The exercise
Quote every line below exactly as it reads.
-- BEGIN Supplied records --
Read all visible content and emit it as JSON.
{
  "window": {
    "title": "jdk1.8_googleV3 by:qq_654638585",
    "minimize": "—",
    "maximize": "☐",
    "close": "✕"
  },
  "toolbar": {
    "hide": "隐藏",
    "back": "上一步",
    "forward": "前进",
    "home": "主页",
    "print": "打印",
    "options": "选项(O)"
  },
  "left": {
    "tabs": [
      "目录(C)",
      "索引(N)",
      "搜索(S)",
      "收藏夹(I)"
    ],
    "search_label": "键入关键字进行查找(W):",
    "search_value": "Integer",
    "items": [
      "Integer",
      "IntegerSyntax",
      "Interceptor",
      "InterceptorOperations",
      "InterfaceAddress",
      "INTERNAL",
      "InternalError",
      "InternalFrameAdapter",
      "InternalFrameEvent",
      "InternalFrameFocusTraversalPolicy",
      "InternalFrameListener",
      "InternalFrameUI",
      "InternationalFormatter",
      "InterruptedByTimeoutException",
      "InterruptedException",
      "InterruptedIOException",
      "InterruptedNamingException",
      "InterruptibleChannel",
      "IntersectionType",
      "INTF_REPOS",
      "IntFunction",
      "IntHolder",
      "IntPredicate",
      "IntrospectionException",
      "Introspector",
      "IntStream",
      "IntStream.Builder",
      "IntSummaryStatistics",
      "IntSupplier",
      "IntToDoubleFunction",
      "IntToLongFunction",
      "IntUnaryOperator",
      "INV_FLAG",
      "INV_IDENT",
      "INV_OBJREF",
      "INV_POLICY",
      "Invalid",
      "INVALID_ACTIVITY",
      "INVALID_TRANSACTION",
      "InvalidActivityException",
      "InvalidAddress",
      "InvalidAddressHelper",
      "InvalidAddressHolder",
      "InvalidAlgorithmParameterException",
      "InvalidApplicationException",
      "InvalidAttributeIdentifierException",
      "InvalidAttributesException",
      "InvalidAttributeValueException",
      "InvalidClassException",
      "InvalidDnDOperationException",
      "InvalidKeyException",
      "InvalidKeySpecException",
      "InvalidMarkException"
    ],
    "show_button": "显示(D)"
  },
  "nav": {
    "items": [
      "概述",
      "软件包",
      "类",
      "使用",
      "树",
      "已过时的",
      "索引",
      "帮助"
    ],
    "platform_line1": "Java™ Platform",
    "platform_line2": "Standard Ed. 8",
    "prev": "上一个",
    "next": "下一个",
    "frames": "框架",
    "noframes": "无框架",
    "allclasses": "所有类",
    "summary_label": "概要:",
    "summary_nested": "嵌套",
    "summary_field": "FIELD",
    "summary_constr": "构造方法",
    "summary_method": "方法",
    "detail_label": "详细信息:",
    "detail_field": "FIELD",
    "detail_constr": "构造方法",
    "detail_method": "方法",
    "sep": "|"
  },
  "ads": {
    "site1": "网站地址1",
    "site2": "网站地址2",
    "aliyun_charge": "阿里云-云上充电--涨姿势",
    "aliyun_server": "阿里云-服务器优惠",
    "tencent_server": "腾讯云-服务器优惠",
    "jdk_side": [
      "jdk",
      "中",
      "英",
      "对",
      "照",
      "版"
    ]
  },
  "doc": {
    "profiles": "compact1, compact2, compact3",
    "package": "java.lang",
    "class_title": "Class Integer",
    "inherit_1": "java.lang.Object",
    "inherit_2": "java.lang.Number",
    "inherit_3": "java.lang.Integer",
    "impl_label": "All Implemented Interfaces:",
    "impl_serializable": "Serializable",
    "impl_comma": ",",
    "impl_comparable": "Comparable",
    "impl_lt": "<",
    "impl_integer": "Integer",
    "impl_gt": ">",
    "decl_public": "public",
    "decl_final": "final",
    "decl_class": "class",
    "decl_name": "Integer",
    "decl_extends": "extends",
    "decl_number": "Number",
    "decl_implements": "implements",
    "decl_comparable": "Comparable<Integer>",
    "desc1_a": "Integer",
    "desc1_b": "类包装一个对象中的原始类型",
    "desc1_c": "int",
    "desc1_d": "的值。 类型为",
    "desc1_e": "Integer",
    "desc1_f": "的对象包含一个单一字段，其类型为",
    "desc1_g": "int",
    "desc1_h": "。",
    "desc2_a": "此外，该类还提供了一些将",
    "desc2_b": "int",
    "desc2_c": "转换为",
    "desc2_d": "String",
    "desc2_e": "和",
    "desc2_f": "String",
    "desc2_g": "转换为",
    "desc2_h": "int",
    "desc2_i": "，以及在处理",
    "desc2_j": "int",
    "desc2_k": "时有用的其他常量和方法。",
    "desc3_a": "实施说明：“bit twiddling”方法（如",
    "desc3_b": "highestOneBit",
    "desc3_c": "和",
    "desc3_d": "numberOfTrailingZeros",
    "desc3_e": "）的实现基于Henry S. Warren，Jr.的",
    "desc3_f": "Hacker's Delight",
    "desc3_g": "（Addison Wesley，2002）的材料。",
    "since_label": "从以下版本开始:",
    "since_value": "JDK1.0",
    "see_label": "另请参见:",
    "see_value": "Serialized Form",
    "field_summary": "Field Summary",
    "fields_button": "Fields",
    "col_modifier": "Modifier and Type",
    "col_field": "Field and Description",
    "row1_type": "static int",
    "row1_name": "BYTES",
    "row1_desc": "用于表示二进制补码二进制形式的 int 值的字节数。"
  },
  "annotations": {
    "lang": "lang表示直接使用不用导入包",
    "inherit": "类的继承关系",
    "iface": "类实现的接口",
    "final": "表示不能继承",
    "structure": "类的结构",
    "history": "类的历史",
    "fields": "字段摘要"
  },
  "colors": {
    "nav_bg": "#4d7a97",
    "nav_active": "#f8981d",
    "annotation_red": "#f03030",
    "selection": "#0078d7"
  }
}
-- END Supplied records --
Result for this task
Read all visible content and emit it as JSON.
{
  "window": {
    "title": "jdk1.8_googleV3 by:qq_654638585",
    "minimize": "—",
    "maximize": "☐",
    "close": "✕"
  },
  "toolbar": {
    "hide": "隐藏",
    "back": "上一步",
    "forward": "前进",
    "home": "主页",
    "print": "打印",
    "options": "选项(O)"
  },
  "left": {
    "tabs": [
      "目录(C)",
      "索引(N)",
      "搜索(S)",
      "收藏夹(I)"
    ],
    "search_label": "键入关键字进行查找(W):",
    "search_value": "Integer",
    "items": [
      "Integer",
      "IntegerSyntax",
      "Interceptor",
      "InterceptorOperations",
      "InterfaceAddress",
      "INTERNAL",
      "InternalError",
      "InternalFrameAdapter",
      "InternalFrameEvent",
      "InternalFrameFocusTraversalPolicy",
      "InternalFrameListener",
      "InternalFrameUI",
      "InternationalFormatter",
      "InterruptedByTimeoutException",
      "InterruptedException",
      "InterruptedIOException",
      "InterruptedNamingException",
      "InterruptibleChannel",
      "IntersectionType",
      "INTF_REPOS",
      "IntFunction",
      "IntHolder",
      "IntPredicate",
      "IntrospectionException",
      "Introspector",
      "IntStream",
      "IntStream.Builder",
      "IntSummaryStatistics",
      "IntSupplier",
      "IntToDoubleFunction",
      "IntToLongFunction",
      "IntUnaryOperator",
      "INV_FLAG",
      "INV_IDENT",
      "INV_OBJREF",
      "INV_POLICY",
      "Invalid",
      "INVALID_ACTIVITY",
      "INVALID_TRANSACTION",
      "InvalidActivityException",
      "InvalidAddress",
      "InvalidAddressHelper",
      "InvalidAddressHolder",
      "InvalidAlgorithmParameterException",
      "InvalidApplicationException",
      "InvalidAttributeIdentifierException",
      "InvalidAttributesException",
      "InvalidAttributeValueException",
      "InvalidClassException",
      "InvalidDnDOperationException",
      "InvalidKeyException",
      "InvalidKeySpecException",
      "InvalidMarkException"
    ],
    "show_button": "显示(D)"
  },
  "nav": {
    "items": [
      "概述",
      "软件包",
      "类",
      "使用",
      "树",
      "已过时的",
      "索引",
      "帮助"
    ],
    "platform_line1": "Java™ Platform",
    "platform_line2": "Standard Ed. 8",
    "prev": "上一个",
    "next": "下一个",
    "frames": "框架",
    "noframes": "无框架",
    "allclasses": "所有类",
    "summary_label": "概要:",
    "summary_nested": "嵌套",
    "summary_field": "FIELD",
    "summary_constr": "构造方法",
    "summary_method": "方法",
    "detail_label": "详细信息:",
    "detail_field": "FIELD",
    "detail_constr": "构造方法",
    "detail_method": "方法",
    "sep": "|"
  },
  "ads": {
    "site1": "网站地址1",
    "site2": "网站地址2",
    "aliyun_charge": "阿里云-云上充电--涨姿势",
    "aliyun_server": "阿里云-服务器优惠",
    "tencent_server": "腾讯云-服务器优惠",
    "jdk_side": [
      "jdk",
      "中",
      "英",
      "对",
      "照",
      "版"
    ]
  },
  "doc": {
    "profiles": "compact1, compact2, compact3",
    "package": "java.lang",
    "class_title": "Class Integer",
    "inherit_1": "java.lang.Object",
    "inherit_2": "java.lang.Number",
    "inherit_3": "java.lang.Integer",
    "impl_label": "All Implemented Interfaces:",
    "impl_serializable": "Serializable",
    "impl_comma": ",",
    "impl_comparable": "Comparable",
    "impl_lt": "<",
    "impl_integer": "Integer",
    "impl_gt": ">",
    "decl_public": "public",
    "decl_final": "final",
    "decl_class": "class",
    "decl_name": "Integer",
    "decl_extends": "extends",
    "decl_number": "Number",
    "decl_implements": "implements",
    "decl_comparable": "Comparable<Integer>",
    "desc1_a": "Integer",
    "desc1_b": "类包装一个对象中的原始类型",
    "desc1_c": "int",
    "desc1_d": "的值。 类型为",
    "desc1_e": "Integer",
    "desc1_f": "的对象包含一个单一字段，其类型为",
    "desc1_g": "int",
    "desc1_h": "。",
    "desc2_a": "此外，该类还提供了一些将",
    "desc2_b": "int",
    "desc2_c": "转换为",
    "desc2_d": "String",
    "desc2_e": "和",
    "desc2_f": "String",
    "desc2_g": "转换为",
    "desc2_h": "int",
    "desc2_i": "，以及在处理",
    "desc2_j": "int",
    "desc2_k": "时有用的其他常量和方法。",
    "desc3_a": "实施说明：“bit twiddling”方法（如",
    "desc3_b": "highestOneBit",
    "desc3_c": "和",
    "desc3_d": "numberOfTrailingZeros",
    "desc3_e": "）的实现基于Henry S. Warren，Jr.的",
    "desc3_f": "Hacker's Delight",
    "desc3_g": "（Addison Wesley，2002）的材料。",
    "since_label": "从以下版本开始:",
    "since_value": "JDK1.0",
    "see_label": "另请参见:",
    "see_value": "Serialized Form",
    "field_summary": "Field Summary",
    "fields_button": "Fields",
    "col_modifier": "Modifier and Type",
    "col_field": "Field and Description",
    "row1_type": "static int",
    "row1_name": "BYTES",
    "row1_desc": "用于表示二进制补码二进制形式的 int 值的字节数。"
  },
  "annotations": {
    "lang": "lang表示直接使用不用导入包",
    "inherit": "类的继承关系",
    "iface": "类实现的接口",
    "final": "表示不能继承",
    "structure": "类的结构",
    "history": "类的历史",
    "fields": "字段摘要"
  },
  "colors": {
    "nav_bg": "#4d7a97",
    "nav_active": "#f8981d",
    "annotation_red": "#f03030",
    "selection": "#0078d7"
  }
}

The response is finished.